§ **Instructions to follow**:
Filter this material down to the lines that hold "symptoms", copying each one.

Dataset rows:
*-*-*
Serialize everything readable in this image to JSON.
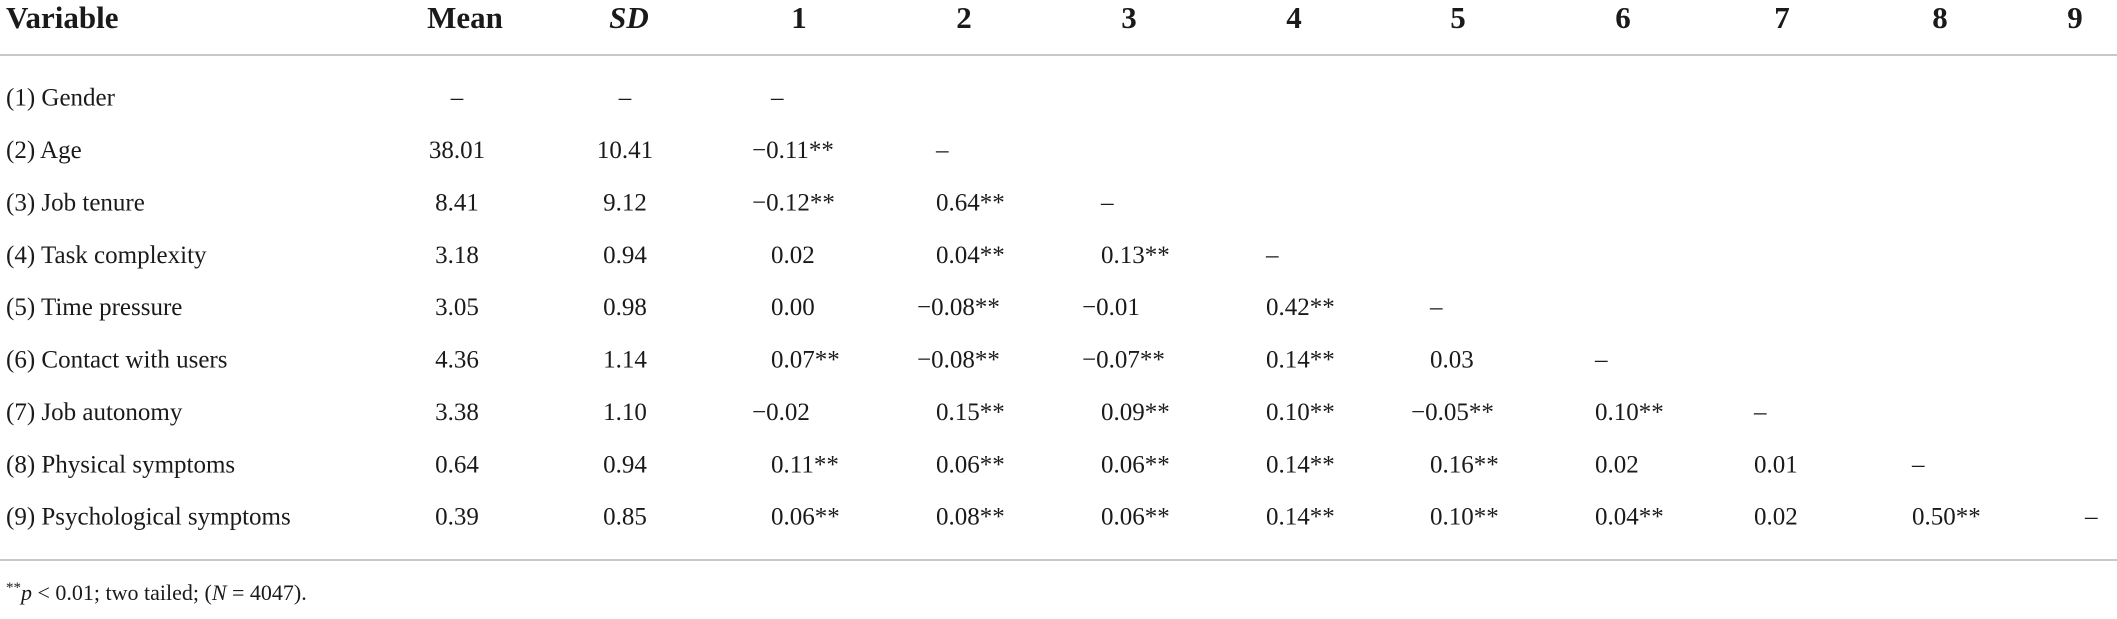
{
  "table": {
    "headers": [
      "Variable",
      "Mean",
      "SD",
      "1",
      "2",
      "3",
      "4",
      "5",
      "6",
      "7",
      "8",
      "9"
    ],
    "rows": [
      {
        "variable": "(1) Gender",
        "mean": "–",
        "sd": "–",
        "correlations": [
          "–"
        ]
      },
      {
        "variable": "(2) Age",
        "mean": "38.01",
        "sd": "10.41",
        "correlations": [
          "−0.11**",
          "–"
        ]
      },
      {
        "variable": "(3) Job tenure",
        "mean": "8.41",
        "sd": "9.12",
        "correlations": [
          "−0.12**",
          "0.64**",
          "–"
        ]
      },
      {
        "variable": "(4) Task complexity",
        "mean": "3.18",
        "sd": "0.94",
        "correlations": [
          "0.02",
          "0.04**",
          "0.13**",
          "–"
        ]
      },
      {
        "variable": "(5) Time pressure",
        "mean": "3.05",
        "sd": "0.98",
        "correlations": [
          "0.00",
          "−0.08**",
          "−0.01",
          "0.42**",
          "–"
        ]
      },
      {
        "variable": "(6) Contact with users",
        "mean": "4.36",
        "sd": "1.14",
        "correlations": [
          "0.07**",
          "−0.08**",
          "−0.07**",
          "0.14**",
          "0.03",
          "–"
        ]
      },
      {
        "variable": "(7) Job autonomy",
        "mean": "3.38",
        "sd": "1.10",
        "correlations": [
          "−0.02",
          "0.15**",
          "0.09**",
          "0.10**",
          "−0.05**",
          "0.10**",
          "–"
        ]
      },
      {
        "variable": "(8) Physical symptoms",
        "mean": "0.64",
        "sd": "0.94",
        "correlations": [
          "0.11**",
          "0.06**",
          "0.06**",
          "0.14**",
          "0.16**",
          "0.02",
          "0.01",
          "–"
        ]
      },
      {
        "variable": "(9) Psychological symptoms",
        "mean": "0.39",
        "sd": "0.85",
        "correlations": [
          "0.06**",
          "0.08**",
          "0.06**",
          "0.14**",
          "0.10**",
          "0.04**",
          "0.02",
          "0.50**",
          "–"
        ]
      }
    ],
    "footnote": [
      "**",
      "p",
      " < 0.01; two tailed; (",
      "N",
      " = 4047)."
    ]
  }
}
*-*-*
§ **The solution**:
        "variable": "(8) Physical symptoms",
        "variable": "(9) Psychological symptoms",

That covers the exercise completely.